>> Start
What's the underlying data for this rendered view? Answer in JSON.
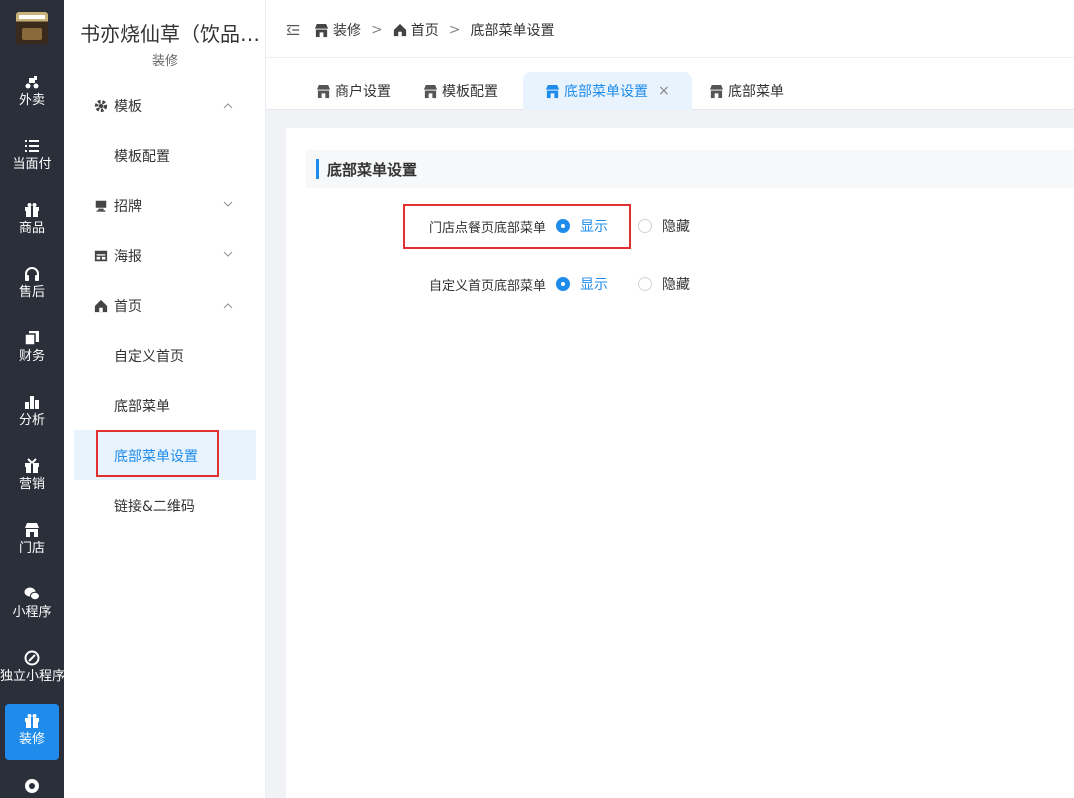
{
  "rail": {
    "items": [
      {
        "label": "外卖",
        "icon": "scooter-icon"
      },
      {
        "label": "当面付",
        "icon": "list-icon"
      },
      {
        "label": "商品",
        "icon": "gift-icon"
      },
      {
        "label": "售后",
        "icon": "headset-icon"
      },
      {
        "label": "财务",
        "icon": "copy-icon"
      },
      {
        "label": "分析",
        "icon": "bar-chart-icon"
      },
      {
        "label": "营销",
        "icon": "present-icon"
      },
      {
        "label": "门店",
        "icon": "store-icon"
      },
      {
        "label": "小程序",
        "icon": "wechat-icon"
      },
      {
        "label": "独立小程序",
        "icon": "link-icon"
      },
      {
        "label": "装修",
        "icon": "decor-icon"
      }
    ]
  },
  "sidebar": {
    "shop_name": "书亦烧仙草（饮品店）",
    "subtitle": "装修",
    "groups": {
      "template": {
        "label": "模板",
        "items": [
          "模板配置"
        ]
      },
      "signboard": {
        "label": "招牌"
      },
      "poster": {
        "label": "海报"
      },
      "home": {
        "label": "首页",
        "items": [
          "自定义首页",
          "底部菜单",
          "底部菜单设置",
          "链接&二维码"
        ]
      }
    }
  },
  "breadcrumb": {
    "items": [
      "装修",
      "首页",
      "底部菜单设置"
    ]
  },
  "tabs": [
    {
      "label": "商户设置"
    },
    {
      "label": "模板配置"
    },
    {
      "label": "底部菜单设置",
      "close": "×"
    },
    {
      "label": "底部菜单"
    }
  ],
  "content": {
    "section_title": "底部菜单设置",
    "rows": [
      {
        "label": "门店点餐页底部菜单",
        "show": "显示",
        "hide": "隐藏",
        "selected": "show"
      },
      {
        "label": "自定义首页底部菜单",
        "show": "显示",
        "hide": "隐藏",
        "selected": "show"
      }
    ]
  },
  "colors": {
    "accent": "#1f8ceb",
    "rail_bg": "#2b2f3a",
    "highlight_red": "#e0302f"
  }
}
>> End
### Exercise requirements:
Leave images out of the retyped records; keep all else exact.

### Response:
What's the underlying data for this rendered view? Answer in JSON.
{
  "rail": {
    "items": [
      {
        "label": "外卖",
        "icon": "scooter-icon"
      },
      {
        "label": "当面付",
        "icon": "list-icon"
      },
      {
        "label": "商品",
        "icon": "gift-icon"
      },
      {
        "label": "售后",
        "icon": "headset-icon"
      },
      {
        "label": "财务",
        "icon": "copy-icon"
      },
      {
        "label": "分析",
        "icon": "bar-chart-icon"
      },
      {
        "label": "营销",
        "icon": "present-icon"
      },
      {
        "label": "门店",
        "icon": "store-icon"
      },
      {
        "label": "小程序",
        "icon": "wechat-icon"
      },
      {
        "label": "独立小程序",
        "icon": "link-icon"
      },
      {
        "label": "装修",
        "icon": "decor-icon"
      }
    ]
  },
  "sidebar": {
    "shop_name": "书亦烧仙草（饮品店）",
    "subtitle": "装修",
    "groups": {
      "template": {
        "label": "模板",
        "items": [
          "模板配置"
        ]
      },
      "signboard": {
        "label": "招牌"
      },
      "poster": {
        "label": "海报"
      },
      "home": {
        "label": "首页",
        "items": [
          "自定义首页",
          "底部菜单",
          "底部菜单设置",
          "链接&二维码"
        ]
      }
    }
  },
  "breadcrumb": {
    "items": [
      "装修",
      "首页",
      "底部菜单设置"
    ]
  },
  "tabs": [
    {
      "label": "商户设置"
    },
    {
      "label": "模板配置"
    },
    {
      "label": "底部菜单设置",
      "close": "×"
    },
    {
      "label": "底部菜单"
    }
  ],
  "content": {
    "section_title": "底部菜单设置",
    "rows": [
      {
        "label": "门店点餐页底部菜单",
        "show": "显示",
        "hide": "隐藏",
        "selected": "show"
      },
      {
        "label": "自定义首页底部菜单",
        "show": "显示",
        "hide": "隐藏",
        "selected": "show"
      }
    ]
  },
  "colors": {
    "accent": "#1f8ceb",
    "rail_bg": "#2b2f3a",
    "highlight_red": "#e0302f"
  }
}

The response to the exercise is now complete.